[Data records]

Start

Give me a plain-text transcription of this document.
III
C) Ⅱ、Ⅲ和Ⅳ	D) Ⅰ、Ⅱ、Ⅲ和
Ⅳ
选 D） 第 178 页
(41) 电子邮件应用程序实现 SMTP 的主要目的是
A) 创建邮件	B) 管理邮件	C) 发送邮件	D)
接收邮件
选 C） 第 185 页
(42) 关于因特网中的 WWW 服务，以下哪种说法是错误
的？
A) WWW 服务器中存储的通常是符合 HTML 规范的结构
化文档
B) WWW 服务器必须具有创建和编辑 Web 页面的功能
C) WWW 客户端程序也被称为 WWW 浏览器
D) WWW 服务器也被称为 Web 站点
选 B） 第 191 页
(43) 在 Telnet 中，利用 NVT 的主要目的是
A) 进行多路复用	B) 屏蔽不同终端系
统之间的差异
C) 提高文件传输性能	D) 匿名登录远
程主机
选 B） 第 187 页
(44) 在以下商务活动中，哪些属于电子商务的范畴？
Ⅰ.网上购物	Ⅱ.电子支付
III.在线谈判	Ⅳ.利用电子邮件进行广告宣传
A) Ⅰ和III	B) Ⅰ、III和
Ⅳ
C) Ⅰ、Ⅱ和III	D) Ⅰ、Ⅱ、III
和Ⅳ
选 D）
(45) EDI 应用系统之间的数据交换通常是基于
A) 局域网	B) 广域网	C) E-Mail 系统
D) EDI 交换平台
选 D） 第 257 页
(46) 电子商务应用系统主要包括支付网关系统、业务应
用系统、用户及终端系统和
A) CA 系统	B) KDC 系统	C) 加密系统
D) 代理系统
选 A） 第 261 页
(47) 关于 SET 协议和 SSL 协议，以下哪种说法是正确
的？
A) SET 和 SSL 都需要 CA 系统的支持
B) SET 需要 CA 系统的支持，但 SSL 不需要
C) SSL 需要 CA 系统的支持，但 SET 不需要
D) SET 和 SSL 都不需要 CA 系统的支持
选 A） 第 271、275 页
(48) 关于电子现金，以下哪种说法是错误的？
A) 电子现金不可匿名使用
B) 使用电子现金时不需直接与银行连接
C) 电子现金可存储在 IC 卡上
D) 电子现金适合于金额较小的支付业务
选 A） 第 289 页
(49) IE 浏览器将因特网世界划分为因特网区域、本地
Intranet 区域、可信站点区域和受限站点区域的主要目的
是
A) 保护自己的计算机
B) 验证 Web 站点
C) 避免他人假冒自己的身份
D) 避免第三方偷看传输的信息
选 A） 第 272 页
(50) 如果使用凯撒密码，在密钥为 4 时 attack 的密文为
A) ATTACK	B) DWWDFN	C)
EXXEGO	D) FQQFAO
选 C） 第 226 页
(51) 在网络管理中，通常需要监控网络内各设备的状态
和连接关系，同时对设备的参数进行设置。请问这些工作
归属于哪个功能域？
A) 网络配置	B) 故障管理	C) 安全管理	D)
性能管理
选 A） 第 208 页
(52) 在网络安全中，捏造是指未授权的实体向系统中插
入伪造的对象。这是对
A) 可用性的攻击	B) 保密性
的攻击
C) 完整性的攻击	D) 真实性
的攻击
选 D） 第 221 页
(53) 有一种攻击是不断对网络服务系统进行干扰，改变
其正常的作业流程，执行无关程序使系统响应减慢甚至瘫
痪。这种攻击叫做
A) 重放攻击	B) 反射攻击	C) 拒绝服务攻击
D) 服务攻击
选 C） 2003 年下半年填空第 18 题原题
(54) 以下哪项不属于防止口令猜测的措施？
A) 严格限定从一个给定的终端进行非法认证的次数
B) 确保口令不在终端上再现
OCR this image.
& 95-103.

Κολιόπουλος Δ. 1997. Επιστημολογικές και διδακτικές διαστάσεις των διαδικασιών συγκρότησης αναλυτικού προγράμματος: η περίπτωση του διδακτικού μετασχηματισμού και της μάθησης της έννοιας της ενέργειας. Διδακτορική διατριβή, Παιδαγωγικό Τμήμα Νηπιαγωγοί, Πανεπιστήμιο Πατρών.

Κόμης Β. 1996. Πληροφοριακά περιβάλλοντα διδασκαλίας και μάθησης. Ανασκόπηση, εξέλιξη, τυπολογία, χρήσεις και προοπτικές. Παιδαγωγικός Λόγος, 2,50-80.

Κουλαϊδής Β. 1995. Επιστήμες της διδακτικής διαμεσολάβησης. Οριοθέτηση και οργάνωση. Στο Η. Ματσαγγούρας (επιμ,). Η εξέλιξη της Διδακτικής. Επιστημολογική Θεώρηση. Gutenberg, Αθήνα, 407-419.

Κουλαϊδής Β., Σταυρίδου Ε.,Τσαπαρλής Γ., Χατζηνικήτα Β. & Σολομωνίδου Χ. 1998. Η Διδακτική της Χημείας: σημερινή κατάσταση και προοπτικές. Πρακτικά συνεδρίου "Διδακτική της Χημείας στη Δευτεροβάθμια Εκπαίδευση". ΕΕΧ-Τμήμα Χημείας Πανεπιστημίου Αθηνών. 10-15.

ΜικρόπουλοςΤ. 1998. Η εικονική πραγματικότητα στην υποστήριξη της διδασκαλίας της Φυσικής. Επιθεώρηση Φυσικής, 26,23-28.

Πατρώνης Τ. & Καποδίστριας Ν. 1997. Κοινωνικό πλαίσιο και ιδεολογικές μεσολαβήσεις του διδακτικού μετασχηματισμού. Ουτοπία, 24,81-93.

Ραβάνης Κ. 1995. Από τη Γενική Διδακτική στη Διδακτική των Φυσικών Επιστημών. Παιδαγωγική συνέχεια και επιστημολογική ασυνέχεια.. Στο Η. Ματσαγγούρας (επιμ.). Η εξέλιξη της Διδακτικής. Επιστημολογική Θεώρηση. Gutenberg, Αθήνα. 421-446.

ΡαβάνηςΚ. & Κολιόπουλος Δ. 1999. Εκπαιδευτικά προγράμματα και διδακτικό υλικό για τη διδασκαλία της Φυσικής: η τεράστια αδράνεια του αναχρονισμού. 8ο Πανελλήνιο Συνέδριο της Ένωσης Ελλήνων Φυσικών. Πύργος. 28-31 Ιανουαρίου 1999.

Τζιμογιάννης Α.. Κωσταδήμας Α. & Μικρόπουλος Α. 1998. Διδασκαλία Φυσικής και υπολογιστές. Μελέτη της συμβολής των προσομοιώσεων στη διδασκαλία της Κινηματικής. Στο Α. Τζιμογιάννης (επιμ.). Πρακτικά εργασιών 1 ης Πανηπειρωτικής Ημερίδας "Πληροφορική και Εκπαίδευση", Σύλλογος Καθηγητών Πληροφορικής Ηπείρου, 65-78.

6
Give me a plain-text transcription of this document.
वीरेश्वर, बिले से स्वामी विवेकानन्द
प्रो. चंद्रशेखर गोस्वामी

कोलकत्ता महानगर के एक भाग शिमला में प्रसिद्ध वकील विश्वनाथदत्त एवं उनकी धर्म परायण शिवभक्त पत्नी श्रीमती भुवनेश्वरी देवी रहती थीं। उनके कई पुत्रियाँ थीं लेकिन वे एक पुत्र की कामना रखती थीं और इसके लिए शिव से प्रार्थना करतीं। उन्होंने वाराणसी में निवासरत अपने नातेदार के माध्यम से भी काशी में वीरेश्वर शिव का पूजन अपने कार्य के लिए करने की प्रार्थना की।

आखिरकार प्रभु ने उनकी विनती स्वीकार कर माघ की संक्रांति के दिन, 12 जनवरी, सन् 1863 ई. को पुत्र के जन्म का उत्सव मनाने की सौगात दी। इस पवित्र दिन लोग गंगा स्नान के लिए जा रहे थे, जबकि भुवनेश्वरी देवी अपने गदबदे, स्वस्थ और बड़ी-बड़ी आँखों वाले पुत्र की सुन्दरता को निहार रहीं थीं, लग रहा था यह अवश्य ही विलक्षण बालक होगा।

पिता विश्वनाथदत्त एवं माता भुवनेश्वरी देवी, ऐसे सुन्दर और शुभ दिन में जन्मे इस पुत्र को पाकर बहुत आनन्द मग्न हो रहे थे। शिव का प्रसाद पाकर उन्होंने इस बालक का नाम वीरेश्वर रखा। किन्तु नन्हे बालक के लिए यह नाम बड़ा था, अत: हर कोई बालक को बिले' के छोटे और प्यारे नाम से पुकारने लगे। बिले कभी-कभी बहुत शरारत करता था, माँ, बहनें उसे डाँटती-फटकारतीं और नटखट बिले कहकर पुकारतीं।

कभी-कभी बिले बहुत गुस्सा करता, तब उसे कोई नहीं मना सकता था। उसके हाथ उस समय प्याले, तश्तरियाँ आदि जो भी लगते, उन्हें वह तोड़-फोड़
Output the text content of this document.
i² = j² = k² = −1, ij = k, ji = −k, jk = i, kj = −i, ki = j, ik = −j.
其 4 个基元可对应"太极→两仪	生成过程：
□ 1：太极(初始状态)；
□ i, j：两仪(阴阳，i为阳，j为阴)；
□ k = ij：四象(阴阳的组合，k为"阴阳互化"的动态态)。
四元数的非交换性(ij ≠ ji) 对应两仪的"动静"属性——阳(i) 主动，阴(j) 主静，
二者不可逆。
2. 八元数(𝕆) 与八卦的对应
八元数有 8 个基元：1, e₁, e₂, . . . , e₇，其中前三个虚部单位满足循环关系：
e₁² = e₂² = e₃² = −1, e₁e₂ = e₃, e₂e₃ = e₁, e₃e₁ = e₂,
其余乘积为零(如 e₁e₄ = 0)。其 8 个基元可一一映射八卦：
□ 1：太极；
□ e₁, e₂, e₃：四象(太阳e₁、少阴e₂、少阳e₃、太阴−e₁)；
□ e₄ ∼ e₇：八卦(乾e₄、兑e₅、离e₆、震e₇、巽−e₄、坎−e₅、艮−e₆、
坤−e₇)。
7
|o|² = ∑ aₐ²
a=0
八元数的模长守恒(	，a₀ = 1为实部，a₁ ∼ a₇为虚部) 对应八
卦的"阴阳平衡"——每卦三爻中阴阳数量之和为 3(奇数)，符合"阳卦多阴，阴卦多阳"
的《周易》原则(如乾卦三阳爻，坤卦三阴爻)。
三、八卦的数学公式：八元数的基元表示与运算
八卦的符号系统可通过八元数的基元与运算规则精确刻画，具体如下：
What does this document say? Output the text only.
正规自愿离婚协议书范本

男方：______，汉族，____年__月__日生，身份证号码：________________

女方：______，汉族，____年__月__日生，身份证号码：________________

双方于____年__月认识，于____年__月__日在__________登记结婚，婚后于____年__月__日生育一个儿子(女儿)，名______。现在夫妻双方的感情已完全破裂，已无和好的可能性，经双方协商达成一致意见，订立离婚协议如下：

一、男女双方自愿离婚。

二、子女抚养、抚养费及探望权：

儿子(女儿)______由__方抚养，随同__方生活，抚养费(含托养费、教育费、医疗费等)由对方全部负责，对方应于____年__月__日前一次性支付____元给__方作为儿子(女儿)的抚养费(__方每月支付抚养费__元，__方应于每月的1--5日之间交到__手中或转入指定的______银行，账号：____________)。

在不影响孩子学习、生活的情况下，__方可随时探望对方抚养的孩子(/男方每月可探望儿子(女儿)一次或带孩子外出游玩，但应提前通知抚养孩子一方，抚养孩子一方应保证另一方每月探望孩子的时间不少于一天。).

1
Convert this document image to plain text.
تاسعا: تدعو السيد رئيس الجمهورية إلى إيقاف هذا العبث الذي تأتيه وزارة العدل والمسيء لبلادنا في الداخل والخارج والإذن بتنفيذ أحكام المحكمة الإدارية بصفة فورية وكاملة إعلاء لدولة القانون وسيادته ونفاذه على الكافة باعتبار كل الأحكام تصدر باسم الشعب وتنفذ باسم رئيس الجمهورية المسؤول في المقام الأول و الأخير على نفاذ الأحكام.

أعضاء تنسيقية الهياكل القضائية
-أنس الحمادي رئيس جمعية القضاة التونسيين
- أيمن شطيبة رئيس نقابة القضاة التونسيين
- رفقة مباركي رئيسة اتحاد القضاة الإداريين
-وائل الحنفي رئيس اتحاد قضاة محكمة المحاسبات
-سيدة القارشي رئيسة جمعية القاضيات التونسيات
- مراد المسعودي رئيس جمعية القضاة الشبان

End

Your instructions
Read through the data and copy every line where "Πρακτικά" shows up.

Solved problem
Κουλαϊδής Β., Σταυρίδου Ε.,Τσαπαρλής Γ., Χατζηνικήτα Β. & Σολομωνίδου Χ. 1998. Η Διδακτική της Χημείας: σημερινή κατάσταση και προοπτικές. Πρακτικά συνεδρίου "Διδακτική της Χημείας στη Δευτεροβάθμια Εκπαίδευση". ΕΕΧ-Τμήμα Χημείας Πανεπιστημίου Αθηνών. 10-15.
Τζιμογιάννης Α.. Κωσταδήμας Α. & Μικρόπουλος Α. 1998. Διδασκαλία Φυσικής και υπολογιστές. Μελέτη της συμβολής των προσομοιώσεων στη διδασκαλία της Κινηματικής. Στο Α. Τζιμογιάννης (επιμ.). Πρακτικά εργασιών 1 ης Πανηπειρωτικής Ημερίδας "Πληροφορική και Εκπαίδευση", Σύλλογος Καθηγητών Πληροφορικής Ηπείρου, 65-78.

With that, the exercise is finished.